- **SET TASK**: Every line of the data must be copied exactly.
▬▬▬▬▬▬▬▬▬▬
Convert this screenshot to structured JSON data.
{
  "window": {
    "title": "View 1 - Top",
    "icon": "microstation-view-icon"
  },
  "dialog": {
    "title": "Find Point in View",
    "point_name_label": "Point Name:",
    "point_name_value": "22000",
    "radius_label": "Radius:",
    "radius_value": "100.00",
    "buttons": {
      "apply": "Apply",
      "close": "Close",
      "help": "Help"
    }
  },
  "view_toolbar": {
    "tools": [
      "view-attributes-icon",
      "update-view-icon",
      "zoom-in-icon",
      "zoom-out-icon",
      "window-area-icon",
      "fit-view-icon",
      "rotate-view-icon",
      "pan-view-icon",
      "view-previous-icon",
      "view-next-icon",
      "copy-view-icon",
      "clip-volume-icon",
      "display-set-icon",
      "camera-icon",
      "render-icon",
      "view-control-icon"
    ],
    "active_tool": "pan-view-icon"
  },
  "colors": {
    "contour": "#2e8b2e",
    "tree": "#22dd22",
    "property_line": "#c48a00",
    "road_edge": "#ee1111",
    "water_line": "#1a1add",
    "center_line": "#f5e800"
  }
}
▬▬▬▬▬▬▬▬▬▬
- **SOLUTION FOR THIS TASK**:
Convert this screenshot to structured JSON data.
{
  "window": {
    "title": "View 1 - Top",
    "icon": "microstation-view-icon"
  },
  "dialog": {
    "title": "Find Point in View",
    "point_name_label": "Point Name:",
    "point_name_value": "22000",
    "radius_label": "Radius:",
    "radius_value": "100.00",
    "buttons": {
      "apply": "Apply",
      "close": "Close",
      "help": "Help"
    }
  },
  "view_toolbar": {
    "tools": [
      "view-attributes-icon",
      "update-view-icon",
      "zoom-in-icon",
      "zoom-out-icon",
      "window-area-icon",
      "fit-view-icon",
      "rotate-view-icon",
      "pan-view-icon",
      "view-previous-icon",
      "view-next-icon",
      "copy-view-icon",
      "clip-volume-icon",
      "display-set-icon",
      "camera-icon",
      "render-icon",
      "view-control-icon"
    ],
    "active_tool": "pan-view-icon"
  },
  "colors": {
    "contour": "#2e8b2e",
    "tree": "#22dd22",
    "property_line": "#c48a00",
    "road_edge": "#ee1111",
    "water_line": "#1a1add",
    "center_line": "#f5e800"
  }
}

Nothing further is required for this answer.